◆ **Exercise materials**:

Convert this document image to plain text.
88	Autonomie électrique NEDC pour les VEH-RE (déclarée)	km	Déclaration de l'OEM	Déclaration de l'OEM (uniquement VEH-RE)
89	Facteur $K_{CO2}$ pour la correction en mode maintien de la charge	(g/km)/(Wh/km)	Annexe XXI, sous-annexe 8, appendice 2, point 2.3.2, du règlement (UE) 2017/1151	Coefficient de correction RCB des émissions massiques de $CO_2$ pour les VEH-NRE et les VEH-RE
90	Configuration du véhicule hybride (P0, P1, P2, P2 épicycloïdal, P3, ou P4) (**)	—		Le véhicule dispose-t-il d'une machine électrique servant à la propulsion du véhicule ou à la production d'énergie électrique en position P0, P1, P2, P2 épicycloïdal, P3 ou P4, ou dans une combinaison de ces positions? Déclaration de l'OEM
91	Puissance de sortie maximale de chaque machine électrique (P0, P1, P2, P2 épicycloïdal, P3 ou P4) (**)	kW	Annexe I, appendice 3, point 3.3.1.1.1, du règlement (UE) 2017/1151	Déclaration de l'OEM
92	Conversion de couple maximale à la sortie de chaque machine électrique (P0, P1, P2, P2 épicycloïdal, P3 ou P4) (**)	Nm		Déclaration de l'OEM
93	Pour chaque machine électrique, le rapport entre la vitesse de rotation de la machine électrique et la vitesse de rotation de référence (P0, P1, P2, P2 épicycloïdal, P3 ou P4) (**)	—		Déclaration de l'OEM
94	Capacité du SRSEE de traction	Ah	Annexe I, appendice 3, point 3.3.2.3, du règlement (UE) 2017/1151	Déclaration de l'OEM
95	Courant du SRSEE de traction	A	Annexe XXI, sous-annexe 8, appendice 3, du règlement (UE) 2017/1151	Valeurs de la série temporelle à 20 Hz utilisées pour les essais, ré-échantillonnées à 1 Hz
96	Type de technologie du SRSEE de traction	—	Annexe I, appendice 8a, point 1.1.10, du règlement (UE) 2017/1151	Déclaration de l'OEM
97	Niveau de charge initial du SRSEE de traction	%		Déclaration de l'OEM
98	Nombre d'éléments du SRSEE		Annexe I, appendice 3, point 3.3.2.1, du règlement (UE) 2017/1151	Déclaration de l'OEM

◆ **Written exercise**:
Every line above should be printed again exactly as it stands.

◆ **Solution**:
Convert this document image to plain text.
88	Autonomie électrique NEDC pour les VEH-RE (déclarée)	km	Déclaration de l'OEM	Déclaration de l'OEM (uniquement VEH-RE)
89	Facteur $K_{CO2}$ pour la correction en mode maintien de la charge	(g/km)/(Wh/km)	Annexe XXI, sous-annexe 8, appendice 2, point 2.3.2, du règlement (UE) 2017/1151	Coefficient de correction RCB des émissions massiques de $CO_2$ pour les VEH-NRE et les VEH-RE
90	Configuration du véhicule hybride (P0, P1, P2, P2 épicycloïdal, P3, ou P4) (**)	—		Le véhicule dispose-t-il d'une machine électrique servant à la propulsion du véhicule ou à la production d'énergie électrique en position P0, P1, P2, P2 épicycloïdal, P3 ou P4, ou dans une combinaison de ces positions? Déclaration de l'OEM
91	Puissance de sortie maximale de chaque machine électrique (P0, P1, P2, P2 épicycloïdal, P3 ou P4) (**)	kW	Annexe I, appendice 3, point 3.3.1.1.1, du règlement (UE) 2017/1151	Déclaration de l'OEM
92	Conversion de couple maximale à la sortie de chaque machine électrique (P0, P1, P2, P2 épicycloïdal, P3 ou P4) (**)	Nm		Déclaration de l'OEM
93	Pour chaque machine électrique, le rapport entre la vitesse de rotation de la machine électrique et la vitesse de rotation de référence (P0, P1, P2, P2 épicycloïdal, P3 ou P4) (**)	—		Déclaration de l'OEM
94	Capacité du SRSEE de traction	Ah	Annexe I, appendice 3, point 3.3.2.3, du règlement (UE) 2017/1151	Déclaration de l'OEM
95	Courant du SRSEE de traction	A	Annexe XXI, sous-annexe 8, appendice 3, du règlement (UE) 2017/1151	Valeurs de la série temporelle à 20 Hz utilisées pour les essais, ré-échantillonnées à 1 Hz
96	Type de technologie du SRSEE de traction	—	Annexe I, appendice 8a, point 1.1.10, du règlement (UE) 2017/1151	Déclaration de l'OEM
97	Niveau de charge initial du SRSEE de traction	%		Déclaration de l'OEM
98	Nombre d'éléments du SRSEE		Annexe I, appendice 3, point 3.3.2.1, du règlement (UE) 2017/1151	Déclaration de l'OEM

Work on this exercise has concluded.